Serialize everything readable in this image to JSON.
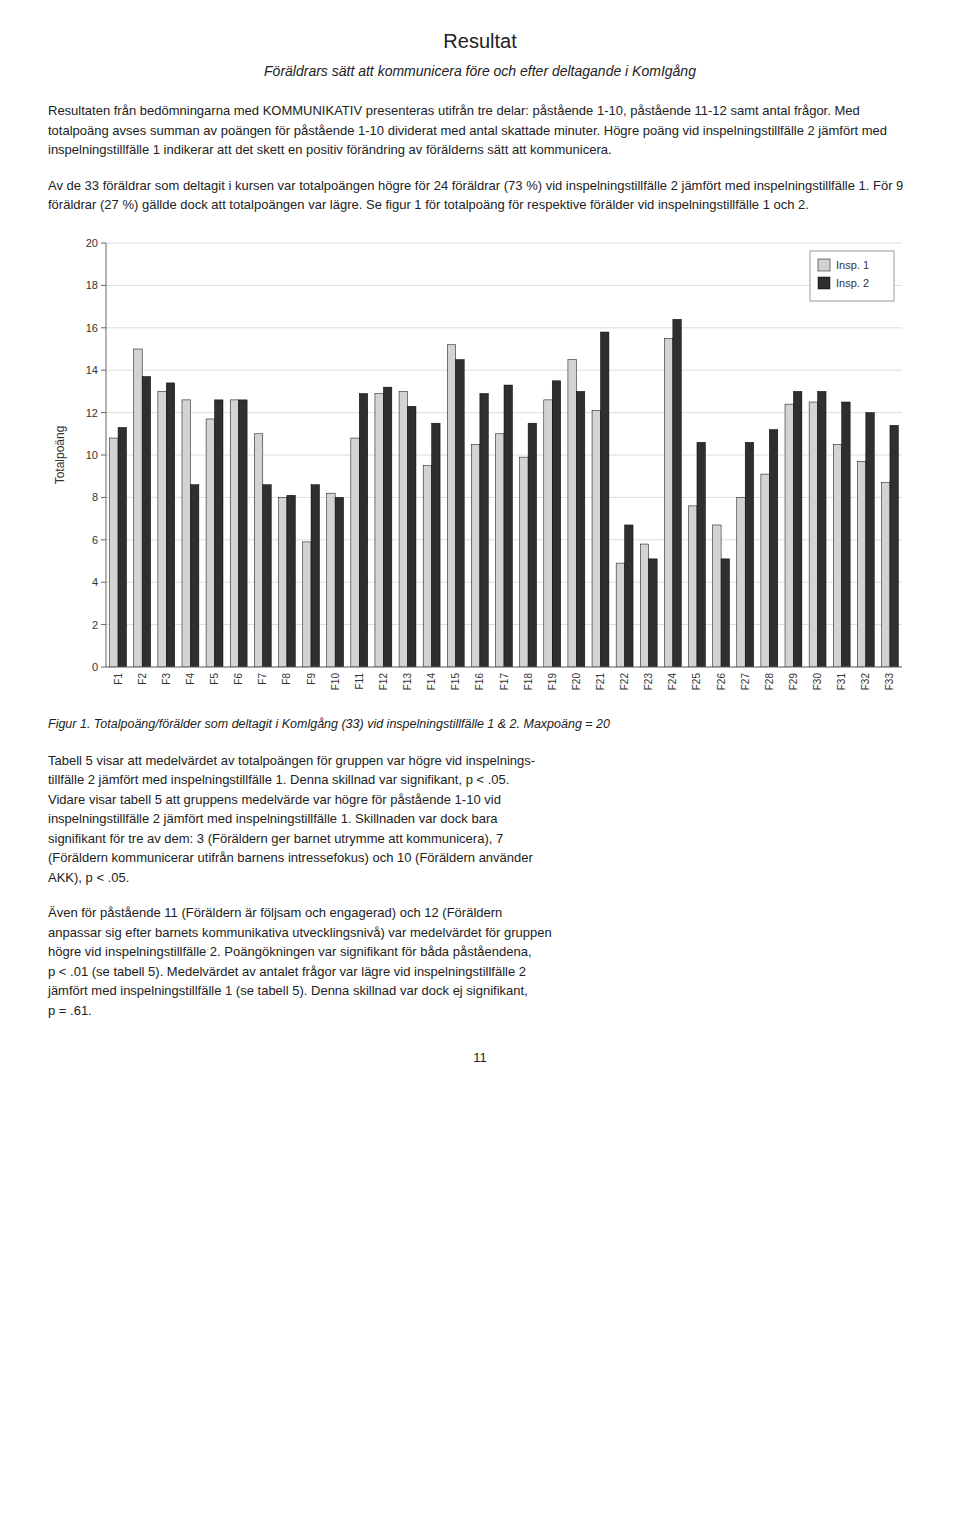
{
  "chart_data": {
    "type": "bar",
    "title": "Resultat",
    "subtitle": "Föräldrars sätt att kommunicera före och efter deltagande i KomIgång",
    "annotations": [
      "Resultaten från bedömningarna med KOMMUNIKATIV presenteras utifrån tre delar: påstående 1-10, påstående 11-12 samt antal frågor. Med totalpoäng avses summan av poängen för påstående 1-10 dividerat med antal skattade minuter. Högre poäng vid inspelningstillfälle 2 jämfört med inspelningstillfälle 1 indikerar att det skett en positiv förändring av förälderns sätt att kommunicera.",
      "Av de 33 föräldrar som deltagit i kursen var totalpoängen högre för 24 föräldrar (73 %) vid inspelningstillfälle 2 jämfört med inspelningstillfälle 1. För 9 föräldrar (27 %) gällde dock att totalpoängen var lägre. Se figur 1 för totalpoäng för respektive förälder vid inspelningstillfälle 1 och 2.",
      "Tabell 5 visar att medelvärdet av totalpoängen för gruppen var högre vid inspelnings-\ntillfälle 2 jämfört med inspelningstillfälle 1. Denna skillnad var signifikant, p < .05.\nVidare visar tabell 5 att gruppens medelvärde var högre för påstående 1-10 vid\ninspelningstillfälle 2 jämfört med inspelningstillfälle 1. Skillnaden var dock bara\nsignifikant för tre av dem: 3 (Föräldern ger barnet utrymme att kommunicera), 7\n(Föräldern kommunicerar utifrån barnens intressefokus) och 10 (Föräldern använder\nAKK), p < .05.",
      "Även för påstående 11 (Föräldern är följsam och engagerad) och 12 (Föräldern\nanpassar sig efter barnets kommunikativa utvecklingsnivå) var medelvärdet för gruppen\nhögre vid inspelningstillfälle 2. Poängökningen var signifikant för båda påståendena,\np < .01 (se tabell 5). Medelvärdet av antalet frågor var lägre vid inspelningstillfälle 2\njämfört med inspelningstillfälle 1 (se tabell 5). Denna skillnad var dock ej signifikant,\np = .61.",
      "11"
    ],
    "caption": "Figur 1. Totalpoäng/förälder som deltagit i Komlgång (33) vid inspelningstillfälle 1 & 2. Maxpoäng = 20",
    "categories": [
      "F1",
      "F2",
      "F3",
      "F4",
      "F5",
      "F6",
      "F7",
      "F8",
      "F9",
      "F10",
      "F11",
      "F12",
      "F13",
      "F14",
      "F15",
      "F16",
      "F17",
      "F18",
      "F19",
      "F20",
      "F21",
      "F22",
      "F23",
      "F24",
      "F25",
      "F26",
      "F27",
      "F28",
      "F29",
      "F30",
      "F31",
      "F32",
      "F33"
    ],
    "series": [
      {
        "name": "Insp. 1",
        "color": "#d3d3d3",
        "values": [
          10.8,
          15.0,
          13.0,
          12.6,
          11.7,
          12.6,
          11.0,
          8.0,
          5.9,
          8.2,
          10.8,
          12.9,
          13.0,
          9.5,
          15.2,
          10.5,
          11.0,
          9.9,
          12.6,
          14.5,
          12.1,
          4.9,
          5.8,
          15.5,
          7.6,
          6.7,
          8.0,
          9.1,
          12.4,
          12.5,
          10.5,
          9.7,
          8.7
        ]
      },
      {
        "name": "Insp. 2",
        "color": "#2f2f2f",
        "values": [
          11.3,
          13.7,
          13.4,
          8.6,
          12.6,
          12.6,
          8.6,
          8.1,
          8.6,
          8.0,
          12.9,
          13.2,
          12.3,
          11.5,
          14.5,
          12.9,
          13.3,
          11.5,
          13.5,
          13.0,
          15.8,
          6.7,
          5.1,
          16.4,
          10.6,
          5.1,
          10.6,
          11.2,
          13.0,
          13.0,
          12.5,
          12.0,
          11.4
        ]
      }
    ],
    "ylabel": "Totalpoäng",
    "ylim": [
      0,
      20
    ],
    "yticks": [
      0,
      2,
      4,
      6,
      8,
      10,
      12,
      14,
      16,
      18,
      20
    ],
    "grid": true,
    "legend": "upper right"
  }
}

» **Your objective**
Reproduce each line exactly as it appears, omitting the pictures.

» **Response to the exercise**
Serialize everything readable in this image to JSON.
{
  "chart_data": {
    "type": "bar",
    "title": "Resultat",
    "subtitle": "Föräldrars sätt att kommunicera före och efter deltagande i KomIgång",
    "annotations": [
      "Resultaten från bedömningarna med KOMMUNIKATIV presenteras utifrån tre delar: påstående 1-10, påstående 11-12 samt antal frågor. Med totalpoäng avses summan av poängen för påstående 1-10 dividerat med antal skattade minuter. Högre poäng vid inspelningstillfälle 2 jämfört med inspelningstillfälle 1 indikerar att det skett en positiv förändring av förälderns sätt att kommunicera.",
      "Av de 33 föräldrar som deltagit i kursen var totalpoängen högre för 24 föräldrar (73 %) vid inspelningstillfälle 2 jämfört med inspelningstillfälle 1. För 9 föräldrar (27 %) gällde dock att totalpoängen var lägre. Se figur 1 för totalpoäng för respektive förälder vid inspelningstillfälle 1 och 2.",
      "Tabell 5 visar att medelvärdet av totalpoängen för gruppen var högre vid inspelnings-\ntillfälle 2 jämfört med inspelningstillfälle 1. Denna skillnad var signifikant, p < .05.\nVidare visar tabell 5 att gruppens medelvärde var högre för påstående 1-10 vid\ninspelningstillfälle 2 jämfört med inspelningstillfälle 1. Skillnaden var dock bara\nsignifikant för tre av dem: 3 (Föräldern ger barnet utrymme att kommunicera), 7\n(Föräldern kommunicerar utifrån barnens intressefokus) och 10 (Föräldern använder\nAKK), p < .05.",
      "Även för påstående 11 (Föräldern är följsam och engagerad) och 12 (Föräldern\nanpassar sig efter barnets kommunikativa utvecklingsnivå) var medelvärdet för gruppen\nhögre vid inspelningstillfälle 2. Poängökningen var signifikant för båda påståendena,\np < .01 (se tabell 5). Medelvärdet av antalet frågor var lägre vid inspelningstillfälle 2\njämfört med inspelningstillfälle 1 (se tabell 5). Denna skillnad var dock ej signifikant,\np = .61.",
      "11"
    ],
    "caption": "Figur 1. Totalpoäng/förälder som deltagit i Komlgång (33) vid inspelningstillfälle 1 & 2. Maxpoäng = 20",
    "categories": [
      "F1",
      "F2",
      "F3",
      "F4",
      "F5",
      "F6",
      "F7",
      "F8",
      "F9",
      "F10",
      "F11",
      "F12",
      "F13",
      "F14",
      "F15",
      "F16",
      "F17",
      "F18",
      "F19",
      "F20",
      "F21",
      "F22",
      "F23",
      "F24",
      "F25",
      "F26",
      "F27",
      "F28",
      "F29",
      "F30",
      "F31",
      "F32",
      "F33"
    ],
    "series": [
      {
        "name": "Insp. 1",
        "color": "#d3d3d3",
        "values": [
          10.8,
          15.0,
          13.0,
          12.6,
          11.7,
          12.6,
          11.0,
          8.0,
          5.9,
          8.2,
          10.8,
          12.9,
          13.0,
          9.5,
          15.2,
          10.5,
          11.0,
          9.9,
          12.6,
          14.5,
          12.1,
          4.9,
          5.8,
          15.5,
          7.6,
          6.7,
          8.0,
          9.1,
          12.4,
          12.5,
          10.5,
          9.7,
          8.7
        ]
      },
      {
        "name": "Insp. 2",
        "color": "#2f2f2f",
        "values": [
          11.3,
          13.7,
          13.4,
          8.6,
          12.6,
          12.6,
          8.6,
          8.1,
          8.6,
          8.0,
          12.9,
          13.2,
          12.3,
          11.5,
          14.5,
          12.9,
          13.3,
          11.5,
          13.5,
          13.0,
          15.8,
          6.7,
          5.1,
          16.4,
          10.6,
          5.1,
          10.6,
          11.2,
          13.0,
          13.0,
          12.5,
          12.0,
          11.4
        ]
      }
    ],
    "ylabel": "Totalpoäng",
    "ylim": [
      0,
      20
    ],
    "yticks": [
      0,
      2,
      4,
      6,
      8,
      10,
      12,
      14,
      16,
      18,
      20
    ],
    "grid": true,
    "legend": "upper right"
  }
}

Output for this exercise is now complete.